WHAT YOU HAVE TO DO: Your task is to locate every line holding the string "objętości" and to copy each of them.

───── ENTRIES

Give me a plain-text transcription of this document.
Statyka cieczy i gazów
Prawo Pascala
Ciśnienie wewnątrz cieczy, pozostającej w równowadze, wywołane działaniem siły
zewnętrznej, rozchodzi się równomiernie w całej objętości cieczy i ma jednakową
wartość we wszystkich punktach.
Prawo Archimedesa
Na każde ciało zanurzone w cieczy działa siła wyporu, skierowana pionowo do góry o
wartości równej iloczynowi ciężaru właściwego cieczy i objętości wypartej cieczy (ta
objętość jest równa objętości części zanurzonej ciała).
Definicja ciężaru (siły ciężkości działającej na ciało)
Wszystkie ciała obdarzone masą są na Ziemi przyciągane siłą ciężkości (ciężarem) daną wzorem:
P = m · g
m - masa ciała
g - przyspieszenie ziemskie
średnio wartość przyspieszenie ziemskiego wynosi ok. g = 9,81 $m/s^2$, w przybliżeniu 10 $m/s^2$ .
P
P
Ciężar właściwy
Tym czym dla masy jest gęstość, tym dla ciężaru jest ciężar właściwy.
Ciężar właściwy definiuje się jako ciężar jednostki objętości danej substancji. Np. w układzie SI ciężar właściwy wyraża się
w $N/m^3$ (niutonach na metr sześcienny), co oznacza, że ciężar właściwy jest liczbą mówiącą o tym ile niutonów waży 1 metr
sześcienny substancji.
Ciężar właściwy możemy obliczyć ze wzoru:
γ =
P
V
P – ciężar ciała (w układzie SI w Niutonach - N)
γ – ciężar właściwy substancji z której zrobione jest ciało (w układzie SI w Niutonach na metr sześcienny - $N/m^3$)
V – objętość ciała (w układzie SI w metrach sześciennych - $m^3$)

──────────

SOLUTION FOR THIS EXERCISE:
zewnętrznej, rozchodzi się równomiernie w całej objętości cieczy i ma jednakową
wartości równej iloczynowi ciężaru właściwego cieczy i objętości wypartej cieczy (ta
objętość jest równa objętości części zanurzonej ciała).
Ciężar właściwy definiuje się jako ciężar jednostki objętości danej substancji. Np. w układzie SI ciężar właściwy wyraża się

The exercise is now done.